Citez mot pour mot le passage de l'extrait du document qui commence par « Madame [S] [F] a » et se poursuit jusqu'à « de 319,63 euros. ».

Extrait du document:
__________________________________________________

Greffier lors des débats : Mme HOUSER
ARRET :
– contradictoire
– prononcé publiquement par mise à disposition de l’arrêt au greffe de la cour, les parties en ayant été préalablement avisées dans les conditions prévues au deuxième alinéa de l’article 450 du code de procédure civile.
– signé par Mme Annie MARTINO, président et Mme Anne HOUSER, greffier, auquel la minute de la décision a été remise par le magistrat signataire.
*****
FAITS CONSTANTS ET PROCEDURE
Selon offre de contrat de crédit renouvelable « passeport crédit » acceptée le 27 mai 2016, la Caisse de crédit mutuel Mulhouse porte Ouest (ci-avant dénommée la banque) a consenti, à Monsieur [O] [R] et à Madame [S] [F] , qui se sont engagés solidairement, un prêt renouvelable d’un montant de 28 000 euros pour une durée renouvelable de un an, remboursable pour chaque utilisation en fonction du montant de l’utilisation et de la durée de remboursement choisi, le taux d’intérêt étant variable en fonction de la destination des fonds.
Les emprunteurs ont sollicité le déblocage du prêt pour un montant de 28 000 euros et les fonds prêtés ont crédité le compte bancaire des emprunteurs le 4 juin 2016.
Le même jour, les emprunteurs ont signé un document précisant que le prêt de 28 000 euros était remboursable pour une durée de soixante mois, moyennant le paiement de mensualités d’un montant
de 571,77 euros l’une au taux débiteur fixe de 5,90 %, pour un coût total de 6 310,19 euros.
Madame [S] [F] a saisi la commission de surendettement des particuliers du Haut-Rhin le 15 mars 2017. Par décision en date du 11 mai 2017, cette commission a déclaré cette demande recevable puis elle a élaboré un projet de plan conventionnel de redressement auquel a acquiescé la banque le 27 juin 2017, qui prévoyait un premier palier de remboursement d’une durée de huit mois avec une mensualité de remboursement de 14,64 euros par mois et un deuxième palier d’une durée de soixante-quatorze mois avec une échéance de remboursement mensuel de 319,63 euros.
Monsieur [O] [R] a, de même, saisi la commission de surendettement des particuliers du Haut-Rhin le 6 juin 2017 et sa demande a été déclarée recevable 24 août 2017. La commission a validé les mesures qu’elle a imposées prévoyant un moratoire de la dette sur vingt-quatre mois à compter du 30 juin 2018 pour permettre au débiteur de retrouver un emploi.

__________________________________________________

Entrées du jeu de données:
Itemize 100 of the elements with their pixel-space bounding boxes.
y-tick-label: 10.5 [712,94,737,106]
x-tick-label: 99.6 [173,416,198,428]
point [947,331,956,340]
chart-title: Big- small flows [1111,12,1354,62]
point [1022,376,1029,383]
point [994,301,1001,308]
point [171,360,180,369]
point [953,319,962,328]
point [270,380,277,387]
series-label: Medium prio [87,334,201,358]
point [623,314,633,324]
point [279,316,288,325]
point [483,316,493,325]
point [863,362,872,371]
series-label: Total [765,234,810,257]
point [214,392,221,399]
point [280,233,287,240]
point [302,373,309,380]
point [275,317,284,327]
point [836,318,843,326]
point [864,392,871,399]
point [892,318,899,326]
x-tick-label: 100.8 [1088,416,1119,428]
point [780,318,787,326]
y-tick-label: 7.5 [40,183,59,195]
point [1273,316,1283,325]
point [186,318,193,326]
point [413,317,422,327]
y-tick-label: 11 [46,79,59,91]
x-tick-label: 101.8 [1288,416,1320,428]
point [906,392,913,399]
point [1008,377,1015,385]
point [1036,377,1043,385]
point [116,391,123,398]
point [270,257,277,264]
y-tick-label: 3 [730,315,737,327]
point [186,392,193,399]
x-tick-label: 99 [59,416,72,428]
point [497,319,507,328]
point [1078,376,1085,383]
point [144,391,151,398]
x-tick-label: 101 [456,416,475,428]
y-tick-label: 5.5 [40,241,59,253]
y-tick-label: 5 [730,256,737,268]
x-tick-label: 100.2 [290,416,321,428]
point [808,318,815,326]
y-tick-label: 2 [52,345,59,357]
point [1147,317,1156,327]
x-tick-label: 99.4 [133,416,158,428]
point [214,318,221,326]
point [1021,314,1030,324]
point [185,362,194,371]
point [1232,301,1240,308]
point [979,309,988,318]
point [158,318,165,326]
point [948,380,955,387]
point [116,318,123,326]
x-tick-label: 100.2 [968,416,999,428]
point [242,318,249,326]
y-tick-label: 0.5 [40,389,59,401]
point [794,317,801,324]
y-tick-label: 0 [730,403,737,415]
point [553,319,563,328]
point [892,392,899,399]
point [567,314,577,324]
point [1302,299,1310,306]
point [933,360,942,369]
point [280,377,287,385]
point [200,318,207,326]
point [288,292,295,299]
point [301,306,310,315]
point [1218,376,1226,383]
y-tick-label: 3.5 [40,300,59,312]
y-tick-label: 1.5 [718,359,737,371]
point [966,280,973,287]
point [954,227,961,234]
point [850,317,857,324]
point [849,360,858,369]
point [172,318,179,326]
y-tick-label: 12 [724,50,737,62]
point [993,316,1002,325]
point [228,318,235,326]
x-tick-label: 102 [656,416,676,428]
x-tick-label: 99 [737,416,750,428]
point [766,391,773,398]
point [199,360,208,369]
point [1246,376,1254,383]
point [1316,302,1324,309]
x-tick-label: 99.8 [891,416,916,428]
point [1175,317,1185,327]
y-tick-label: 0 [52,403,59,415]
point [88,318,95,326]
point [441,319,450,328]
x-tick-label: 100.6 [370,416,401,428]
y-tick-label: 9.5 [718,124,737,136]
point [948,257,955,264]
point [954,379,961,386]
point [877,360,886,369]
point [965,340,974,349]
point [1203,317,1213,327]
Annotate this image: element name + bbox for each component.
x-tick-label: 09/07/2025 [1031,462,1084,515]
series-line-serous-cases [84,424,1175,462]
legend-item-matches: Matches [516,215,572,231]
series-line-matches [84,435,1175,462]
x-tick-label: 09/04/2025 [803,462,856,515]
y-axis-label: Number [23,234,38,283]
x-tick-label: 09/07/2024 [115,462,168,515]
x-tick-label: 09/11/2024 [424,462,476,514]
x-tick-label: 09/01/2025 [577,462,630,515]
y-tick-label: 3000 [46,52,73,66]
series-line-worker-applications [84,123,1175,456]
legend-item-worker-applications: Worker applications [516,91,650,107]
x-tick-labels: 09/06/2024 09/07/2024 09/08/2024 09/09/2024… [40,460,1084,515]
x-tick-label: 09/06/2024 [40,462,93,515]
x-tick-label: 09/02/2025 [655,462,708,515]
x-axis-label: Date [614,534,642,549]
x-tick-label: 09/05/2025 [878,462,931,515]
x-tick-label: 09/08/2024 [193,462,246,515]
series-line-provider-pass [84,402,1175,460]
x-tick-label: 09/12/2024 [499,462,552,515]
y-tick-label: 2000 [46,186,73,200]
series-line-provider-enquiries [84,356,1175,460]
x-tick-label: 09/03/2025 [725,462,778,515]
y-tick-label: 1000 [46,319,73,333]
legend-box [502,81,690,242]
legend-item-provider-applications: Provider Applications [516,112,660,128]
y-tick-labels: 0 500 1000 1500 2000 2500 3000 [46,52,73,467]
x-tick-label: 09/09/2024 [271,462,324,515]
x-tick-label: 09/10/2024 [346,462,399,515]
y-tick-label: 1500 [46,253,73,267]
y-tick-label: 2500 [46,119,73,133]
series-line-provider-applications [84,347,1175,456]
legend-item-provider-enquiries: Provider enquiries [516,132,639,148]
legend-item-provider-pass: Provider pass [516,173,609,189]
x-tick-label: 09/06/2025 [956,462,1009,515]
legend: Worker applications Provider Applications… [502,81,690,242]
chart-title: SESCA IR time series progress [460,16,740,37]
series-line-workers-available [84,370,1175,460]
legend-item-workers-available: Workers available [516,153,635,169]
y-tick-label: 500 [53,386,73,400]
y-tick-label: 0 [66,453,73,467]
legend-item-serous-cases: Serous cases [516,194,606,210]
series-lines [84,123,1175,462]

__________________________________________________

Réponse attendue:
Madame [S] [F] a saisi la commission de surendettement des particuliers du Haut-Rhin le 15 mars 2017. Par décision en date du 11 mai 2017, cette commission a déclaré cette demande recevable puis elle a élaboré un projet de plan conventionnel de redressement auquel a acquiescé la banque le 27 juin 2017, qui prévoyait un premier palier de remboursement d’une durée de huit mois avec une mensualité de remboursement de 14,64 euros par mois et un deuxième palier d’une durée de soixante-quatorze mois avec une échéance de remboursement mensuel de 319,63 euros.